Information shown →
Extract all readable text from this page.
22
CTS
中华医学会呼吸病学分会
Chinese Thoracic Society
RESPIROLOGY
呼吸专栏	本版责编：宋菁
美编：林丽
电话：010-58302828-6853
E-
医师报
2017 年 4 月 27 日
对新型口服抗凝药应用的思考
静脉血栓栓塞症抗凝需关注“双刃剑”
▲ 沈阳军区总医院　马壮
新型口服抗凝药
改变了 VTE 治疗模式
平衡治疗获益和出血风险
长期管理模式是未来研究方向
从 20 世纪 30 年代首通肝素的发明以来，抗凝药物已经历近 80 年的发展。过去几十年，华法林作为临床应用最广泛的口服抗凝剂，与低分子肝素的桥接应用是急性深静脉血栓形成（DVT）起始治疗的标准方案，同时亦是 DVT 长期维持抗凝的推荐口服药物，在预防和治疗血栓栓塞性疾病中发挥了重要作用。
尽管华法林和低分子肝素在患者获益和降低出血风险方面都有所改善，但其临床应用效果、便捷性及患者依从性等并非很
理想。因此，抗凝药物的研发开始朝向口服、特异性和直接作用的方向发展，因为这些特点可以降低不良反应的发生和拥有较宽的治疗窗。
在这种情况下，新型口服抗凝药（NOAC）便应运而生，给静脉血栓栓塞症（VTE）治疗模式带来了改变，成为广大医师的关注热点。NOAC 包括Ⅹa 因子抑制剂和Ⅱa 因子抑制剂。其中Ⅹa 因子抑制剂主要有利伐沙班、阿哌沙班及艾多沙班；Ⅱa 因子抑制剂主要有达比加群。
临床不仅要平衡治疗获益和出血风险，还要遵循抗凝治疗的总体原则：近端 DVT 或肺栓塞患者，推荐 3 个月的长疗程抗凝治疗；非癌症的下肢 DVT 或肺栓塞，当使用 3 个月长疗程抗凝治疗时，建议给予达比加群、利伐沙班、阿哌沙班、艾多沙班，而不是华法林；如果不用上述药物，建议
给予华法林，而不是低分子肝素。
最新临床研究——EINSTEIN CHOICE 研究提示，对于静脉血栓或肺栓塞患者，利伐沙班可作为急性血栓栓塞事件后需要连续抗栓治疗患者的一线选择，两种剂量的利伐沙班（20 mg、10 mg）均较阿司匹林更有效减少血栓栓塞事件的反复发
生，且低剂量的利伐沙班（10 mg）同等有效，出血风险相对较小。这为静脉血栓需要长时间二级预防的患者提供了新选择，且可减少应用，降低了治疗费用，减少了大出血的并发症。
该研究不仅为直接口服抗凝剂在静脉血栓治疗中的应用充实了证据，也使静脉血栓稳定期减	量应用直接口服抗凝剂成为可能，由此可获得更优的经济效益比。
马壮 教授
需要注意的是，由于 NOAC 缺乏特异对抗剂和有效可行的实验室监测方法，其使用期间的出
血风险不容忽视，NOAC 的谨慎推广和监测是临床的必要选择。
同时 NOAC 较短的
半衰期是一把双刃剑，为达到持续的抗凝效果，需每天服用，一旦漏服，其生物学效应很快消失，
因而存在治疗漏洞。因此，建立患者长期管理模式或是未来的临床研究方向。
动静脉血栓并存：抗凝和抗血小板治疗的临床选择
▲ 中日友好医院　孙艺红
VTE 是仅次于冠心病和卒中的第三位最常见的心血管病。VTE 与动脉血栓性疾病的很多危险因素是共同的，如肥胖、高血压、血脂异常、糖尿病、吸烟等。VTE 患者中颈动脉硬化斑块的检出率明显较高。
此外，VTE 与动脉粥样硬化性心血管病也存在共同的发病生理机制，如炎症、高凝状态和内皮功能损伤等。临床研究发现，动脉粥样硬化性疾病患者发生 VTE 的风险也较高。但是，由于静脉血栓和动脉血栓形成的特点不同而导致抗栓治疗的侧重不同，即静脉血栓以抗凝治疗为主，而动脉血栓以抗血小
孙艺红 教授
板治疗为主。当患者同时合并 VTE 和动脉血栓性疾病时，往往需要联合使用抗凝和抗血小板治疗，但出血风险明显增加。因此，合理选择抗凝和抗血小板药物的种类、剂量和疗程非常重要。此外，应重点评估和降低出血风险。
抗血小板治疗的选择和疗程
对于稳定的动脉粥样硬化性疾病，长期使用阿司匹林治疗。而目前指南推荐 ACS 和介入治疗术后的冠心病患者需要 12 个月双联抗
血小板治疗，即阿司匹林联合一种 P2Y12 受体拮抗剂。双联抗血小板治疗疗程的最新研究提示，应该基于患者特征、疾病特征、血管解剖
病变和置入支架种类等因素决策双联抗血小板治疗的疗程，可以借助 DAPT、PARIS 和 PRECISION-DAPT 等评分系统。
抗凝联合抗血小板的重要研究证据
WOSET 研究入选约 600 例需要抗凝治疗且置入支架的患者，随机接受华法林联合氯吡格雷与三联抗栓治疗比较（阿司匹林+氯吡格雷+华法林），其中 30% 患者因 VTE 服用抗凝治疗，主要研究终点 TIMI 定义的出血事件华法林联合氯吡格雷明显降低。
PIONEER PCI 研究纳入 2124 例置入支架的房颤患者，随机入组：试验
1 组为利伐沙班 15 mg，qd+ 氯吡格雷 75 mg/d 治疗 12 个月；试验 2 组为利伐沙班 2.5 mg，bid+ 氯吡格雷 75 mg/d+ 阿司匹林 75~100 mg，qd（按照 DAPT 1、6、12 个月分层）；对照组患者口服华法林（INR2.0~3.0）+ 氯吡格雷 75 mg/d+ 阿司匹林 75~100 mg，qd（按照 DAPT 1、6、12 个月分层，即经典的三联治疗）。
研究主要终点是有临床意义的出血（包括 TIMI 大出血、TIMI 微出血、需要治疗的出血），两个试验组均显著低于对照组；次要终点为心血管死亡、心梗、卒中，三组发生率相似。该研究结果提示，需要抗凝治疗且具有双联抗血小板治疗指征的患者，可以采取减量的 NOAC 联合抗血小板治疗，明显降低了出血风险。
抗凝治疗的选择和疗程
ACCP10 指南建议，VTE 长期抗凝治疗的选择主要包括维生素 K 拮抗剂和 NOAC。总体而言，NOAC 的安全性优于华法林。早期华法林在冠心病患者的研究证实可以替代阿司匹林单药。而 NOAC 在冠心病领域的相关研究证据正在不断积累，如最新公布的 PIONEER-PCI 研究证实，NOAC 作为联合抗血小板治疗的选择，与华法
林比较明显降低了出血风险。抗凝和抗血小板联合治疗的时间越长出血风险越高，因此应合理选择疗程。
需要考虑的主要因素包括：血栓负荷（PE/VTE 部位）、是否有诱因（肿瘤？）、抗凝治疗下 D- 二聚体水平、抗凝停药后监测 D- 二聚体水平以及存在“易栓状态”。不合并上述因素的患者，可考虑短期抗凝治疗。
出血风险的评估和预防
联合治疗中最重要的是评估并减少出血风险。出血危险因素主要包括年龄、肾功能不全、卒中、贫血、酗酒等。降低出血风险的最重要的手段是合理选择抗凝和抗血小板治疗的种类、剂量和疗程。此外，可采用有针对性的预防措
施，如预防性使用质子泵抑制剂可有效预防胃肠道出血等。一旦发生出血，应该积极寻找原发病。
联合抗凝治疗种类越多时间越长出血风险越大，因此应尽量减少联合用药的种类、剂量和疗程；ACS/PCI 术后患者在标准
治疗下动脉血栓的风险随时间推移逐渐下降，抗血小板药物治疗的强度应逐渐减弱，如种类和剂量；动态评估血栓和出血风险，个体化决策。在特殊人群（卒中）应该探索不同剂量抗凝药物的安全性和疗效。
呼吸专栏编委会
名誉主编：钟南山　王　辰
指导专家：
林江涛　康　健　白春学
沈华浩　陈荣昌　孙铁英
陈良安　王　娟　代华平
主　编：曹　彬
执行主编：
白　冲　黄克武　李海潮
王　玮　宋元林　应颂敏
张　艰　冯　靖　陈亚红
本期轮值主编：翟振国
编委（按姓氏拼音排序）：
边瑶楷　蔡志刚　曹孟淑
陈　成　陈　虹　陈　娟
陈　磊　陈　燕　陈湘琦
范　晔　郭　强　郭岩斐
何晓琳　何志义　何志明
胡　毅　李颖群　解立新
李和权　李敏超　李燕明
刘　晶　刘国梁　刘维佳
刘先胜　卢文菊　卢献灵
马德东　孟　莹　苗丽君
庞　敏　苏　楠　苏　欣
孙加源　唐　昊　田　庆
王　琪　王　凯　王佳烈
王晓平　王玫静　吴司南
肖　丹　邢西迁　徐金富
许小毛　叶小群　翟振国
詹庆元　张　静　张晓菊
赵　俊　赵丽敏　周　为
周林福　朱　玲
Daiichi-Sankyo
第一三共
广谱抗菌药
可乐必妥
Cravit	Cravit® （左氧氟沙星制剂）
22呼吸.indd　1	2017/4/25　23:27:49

Challenge → For the material, find the number of lines holding the word "TIMI" and give that figure and nothing more.

Worked answer → 2